_EXERCISE_
Filter the entries below, keeping only lines with the word "created".

_DATA RECORDS_
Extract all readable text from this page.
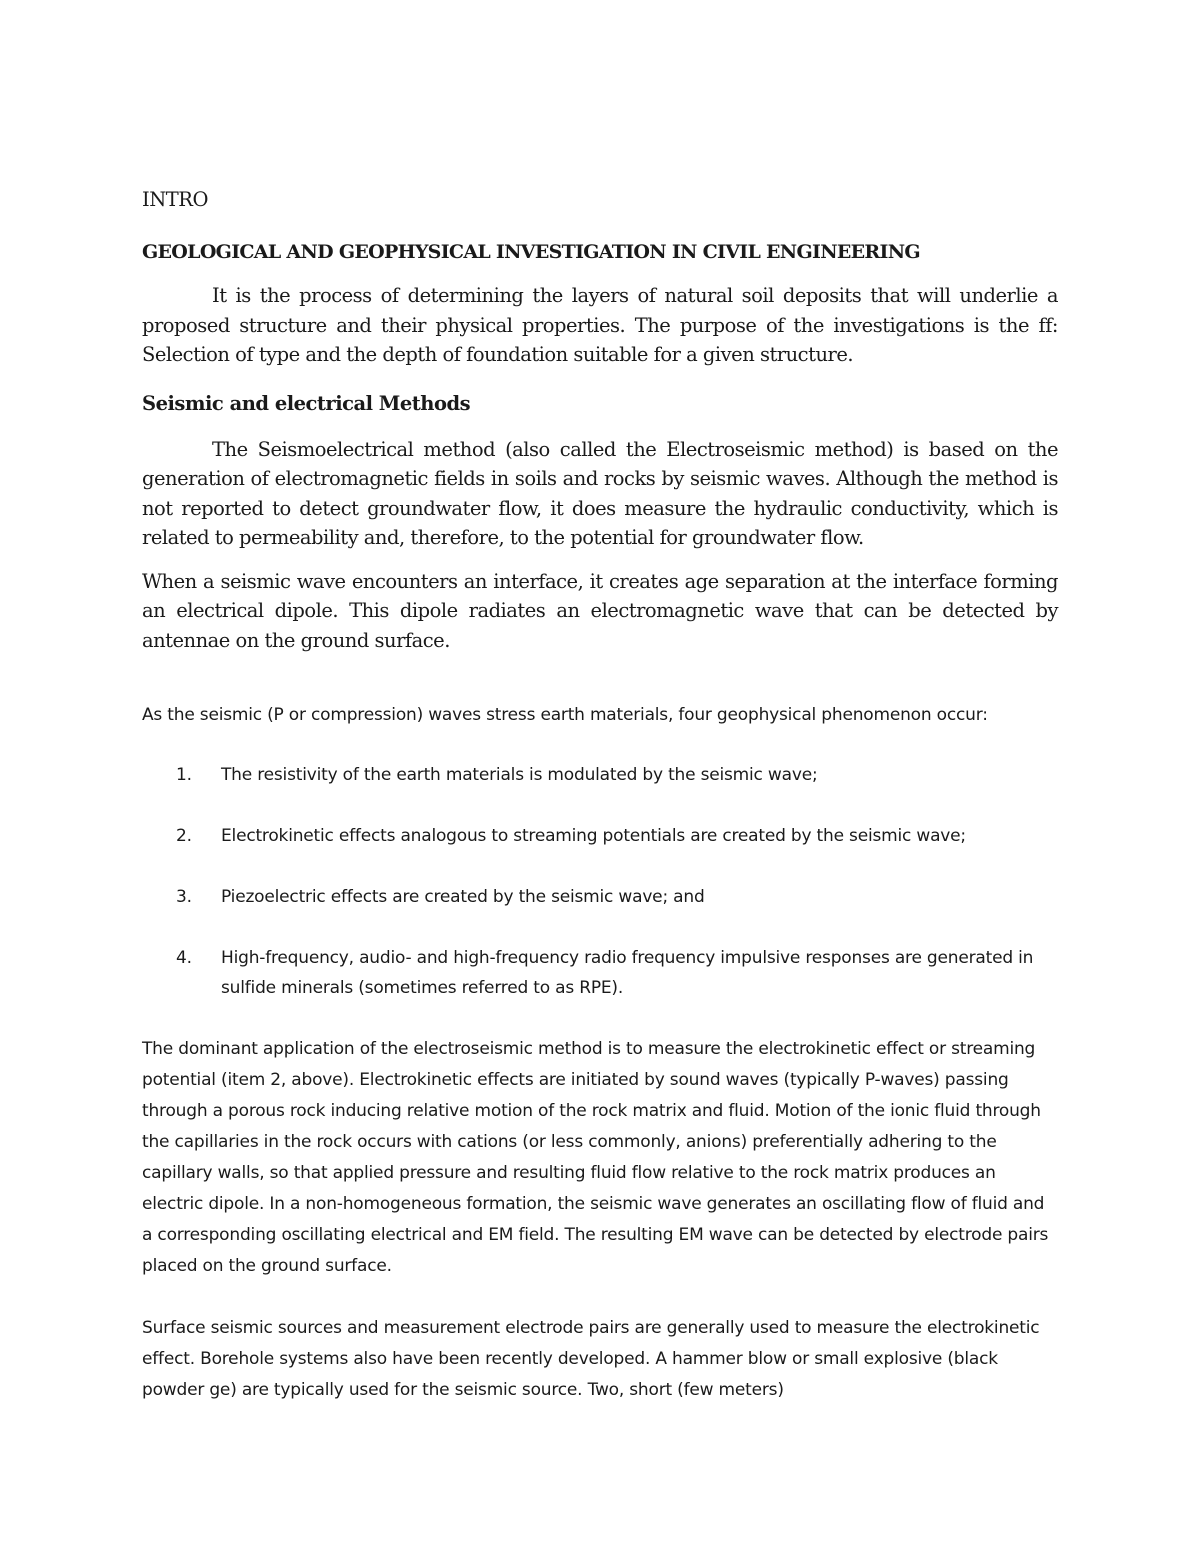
INTRO
GEOLOGICAL AND GEOPHYSICAL INVESTIGATION IN CIVIL ENGINEERING

It is the process of determining the layers of natural soil deposits that will underlie a proposed structure and their physical properties. The purpose of the investigations is the ff: Selection of type and the depth of foundation suitable for a given structure.

Seismic and electrical Methods

The Seismoelectrical method (also called the Electroseismic method) is based on the generation of electromagnetic fields in soils and rocks by seismic waves. Although the method is not reported to detect groundwater flow, it does measure the hydraulic conductivity, which is related to permeability and, therefore, to the potential for groundwater flow.

When a seismic wave encounters an interface, it creates age separation at the interface forming an electrical dipole. This dipole radiates an electromagnetic wave that can be detected by antennae on the ground surface.

As the seismic (P or compression) waves stress earth materials, four geophysical phenomenon occur:

1. The resistivity of the earth materials is modulated by the seismic wave;
2. Electrokinetic effects analogous to streaming potentials are created by the seismic wave;
3. Piezoelectric effects are created by the seismic wave; and
4. High-frequency, audio- and high-frequency radio frequency impulsive responses are generated in sulfide minerals (sometimes referred to as RPE).

The dominant application of the electroseismic method is to measure the electrokinetic effect or streaming potential (item 2, above). Electrokinetic effects are initiated by sound waves (typically P-waves) passing through a porous rock inducing relative motion of the rock matrix and fluid. Motion of the ionic fluid through the capillaries in the rock occurs with cations (or less commonly, anions) preferentially adhering to the capillary walls, so that applied pressure and resulting fluid flow relative to the rock matrix produces an electric dipole. In a non-homogeneous formation, the seismic wave generates an oscillating flow of fluid and a corresponding oscillating electrical and EM field. The resulting EM wave can be detected by electrode pairs placed on the ground surface.

Surface seismic sources and measurement electrode pairs are generally used to measure the electrokinetic effect. Borehole systems also have been recently developed. A hammer blow or small explosive (black powder ge) are typically used for the seismic source. Two, short (few meters)
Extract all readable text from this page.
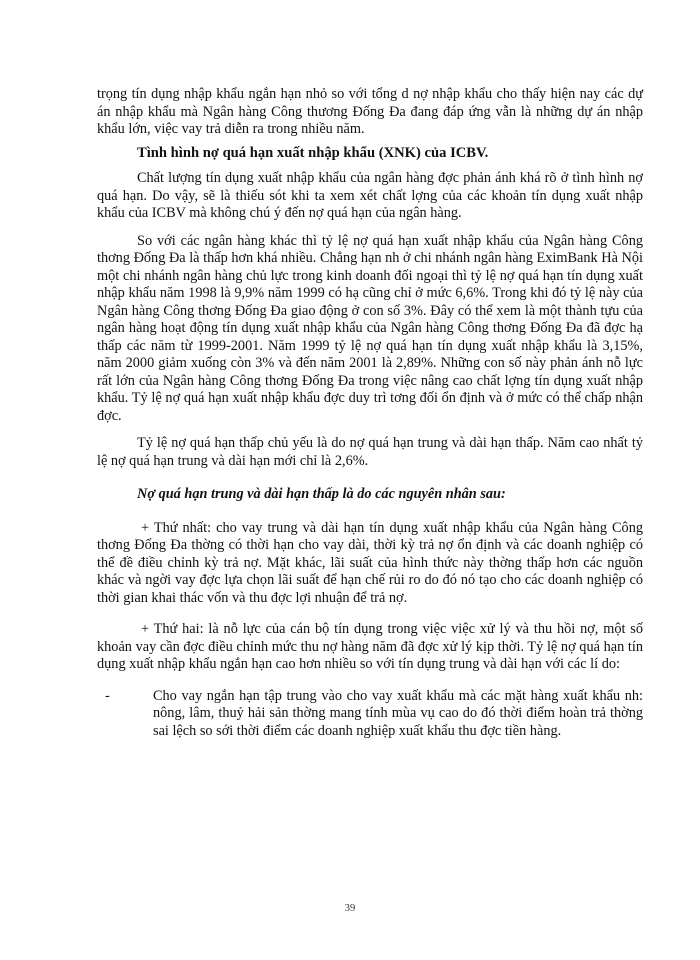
trọng tín dụng nhập khẩu ngắn hạn nhỏ so với tổng d nợ nhập khẩu cho thấy hiện nay các dự án nhập khẩu mà Ngân hàng Công thương Đống Đa đang đáp ứng vẫn là những dự án nhập khẩu lớn, việc vay trả diễn ra trong nhiều năm.

Tình hình nợ quá hạn xuất nhập khẩu (XNK) của ICBV.

Chất lượng tín dụng xuất nhập khẩu của ngân hàng đợc phản ánh khá rõ ở tình hình nợ quá hạn. Do vậy, sẽ là thiếu sót khi ta xem xét chất lợng của các khoản tín dụng xuất nhập khẩu của ICBV mà không chú ý đến nợ quá hạn của ngân hàng.

So với các ngân hàng khác thì tỷ lệ nợ quá hạn xuất nhập khẩu của Ngân hàng Công thơng Đống Đa là thấp hơn khá nhiều. Chẳng hạn nh ở chi nhánh ngân hàng EximBank Hà Nội một chi nhánh ngân hàng chủ lực trong kinh doanh đối ngoại thì tỷ lệ nợ quá hạn tín dụng xuất nhập khẩu năm 1998 là 9,9% năm 1999 có hạ cũng chỉ ở mức 6,6%. Trong khi đó tỷ lệ này của Ngân hàng Công thơng Đống Đa giao động ở con số 3%. Đây có thể xem là một thành tựu của ngân hàng hoạt động tín dụng xuất nhập khẩu của Ngân hàng Công thơng Đống Đa đã đợc hạ thấp các năm từ 1999-2001. Năm 1999 tỷ lệ nợ quá hạn tín dụng xuất nhập khẩu là 3,15%, năm 2000 giảm xuống còn 3% và đến năm 2001 là 2,89%. Những con số này phản ánh nỗ lực rất lớn của Ngân hàng Công thơng Đống Đa trong việc nâng cao chất lợng tín dụng xuất nhập khẩu. Tỷ lệ nợ quá hạn xuất nhập khẩu đợc duy trì tơng đối ổn định và ở mức có thể chấp nhận đợc.

Tỷ lệ nợ quá hạn thấp chủ yếu là do nợ quá hạn trung và dài hạn thấp. Năm cao nhất tỷ lệ nợ quá hạn trung và dài hạn mới chỉ là 2,6%.

Nợ quá hạn trung và dài hạn thấp là do các nguyên nhân sau:

+ Thứ nhất: cho vay trung và dài hạn tín dụng xuất nhập khẩu của Ngân hàng Công thơng Đống Đa thờng có thời hạn cho vay dài, thời kỳ trả nợ ổn định và các doanh nghiệp có thể đề điều chỉnh kỳ trả nợ. Mặt khác, lãi suất của hình thức này thờng thấp hơn các nguồn khác và ngời vay đợc lựa chọn lãi suất để hạn chế rủi ro do đó nó tạo cho các doanh nghiệp có thời gian khai thác vốn và thu đợc lợi nhuận để trả nợ.

+ Thứ hai: là nỗ lực của cán bộ tín dụng trong việc việc xử lý và thu hồi nợ, một số khoản vay cần đợc điều chỉnh mức thu nợ hàng năm đã đợc xử lý kịp thời. Tỷ lệ nợ quá hạn tín dụng xuất nhập khẩu ngắn hạn cao hơn nhiều so với tín dụng trung và dài hạn với các lí do:

-	Cho vay ngắn hạn tập trung vào cho vay xuất khẩu mà các mặt hàng xuất khẩu nh: nông, lâm, thuỷ hải sản thờng mang tính mùa vụ cao do đó thời điểm hoàn trả thờng sai lệch so sới thời điểm các doanh nghiệp xuất khẩu thu đợc tiền hàng.

39
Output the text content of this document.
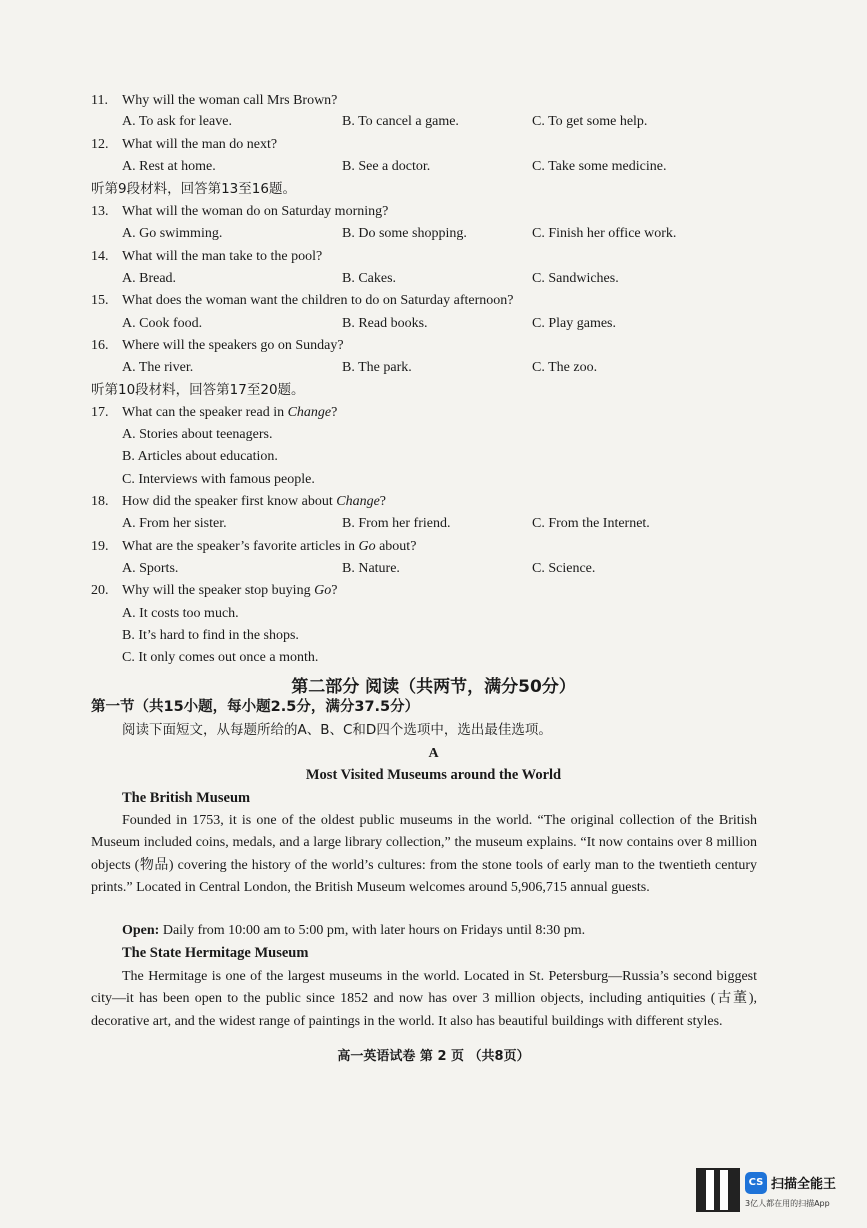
11. Why will the woman call Mrs Brown?
A. To ask for leave.	B. To cancel a game.	C. To get some help.
12. What will the man do next?
A. Rest at home.	B. See a doctor.	C. Take some medicine.
听第9段材料，回答第13至16题。
13. What will the woman do on Saturday morning?
A. Go swimming.	B. Do some shopping.	C. Finish her office work.
14. What will the man take to the pool?
A. Bread.	B. Cakes.	C. Sandwiches.
15. What does the woman want the children to do on Saturday afternoon?
A. Cook food.	B. Read books.	C. Play games.
16. Where will the speakers go on Sunday?
A. The river.	B. The park.	C. The zoo.
听第10段材料，回答第17至20题。
17. What can the speaker read in Change?
A. Stories about teenagers.
B. Articles about education.
C. Interviews with famous people.
18. How did the speaker first know about Change?
A. From her sister.	B. From her friend.	C. From the Internet.
19. What are the speaker’s favorite articles in Go about?
A. Sports.	B. Nature.	C. Science.
20. Why will the speaker stop buying Go?
A. It costs too much.
B. It’s hard to find in the shops.
C. It only comes out once a month.
第二部分 阅读（共两节，满分50分）
第一节（共15小题，每小题2.5分，满分37.5分）
阅读下面短文，从每题所给的A、B、C和D四个选项中，选出最佳选项。
A
Most Visited Museums around the World
The British Museum
Founded in 1753, it is one of the oldest public museums in the world. “The original collection of the British Museum included coins, medals, and a large library collection,” the museum explains. “It now contains over 8 million objects (物品) covering the history of the world’s cultures: from the stone tools of early man to the twentieth century prints.” Located in Central London, the British Museum welcomes around 5,906,715 annual guests.
Open: Daily from 10:00 am to 5:00 pm, with later hours on Fridays until 8:30 pm.
The State Hermitage Museum
The Hermitage is one of the largest museums in the world. Located in St. Petersburg—Russia’s second biggest city—it has been open to the public since 1852 and now has over 3 million objects, including antiquities (古董), decorative art, and the widest range of paintings in the world. It also has beautiful buildings with different styles.
高一英语试卷 第 2 页 （共8页）
CS 扫描全能王
3亿人都在用的扫描App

_THE COMPLETED TASK_
2. Electrokinetic effects analogous to streaming potentials are created by the seismic wave;
3. Piezoelectric effects are created by the seismic wave; and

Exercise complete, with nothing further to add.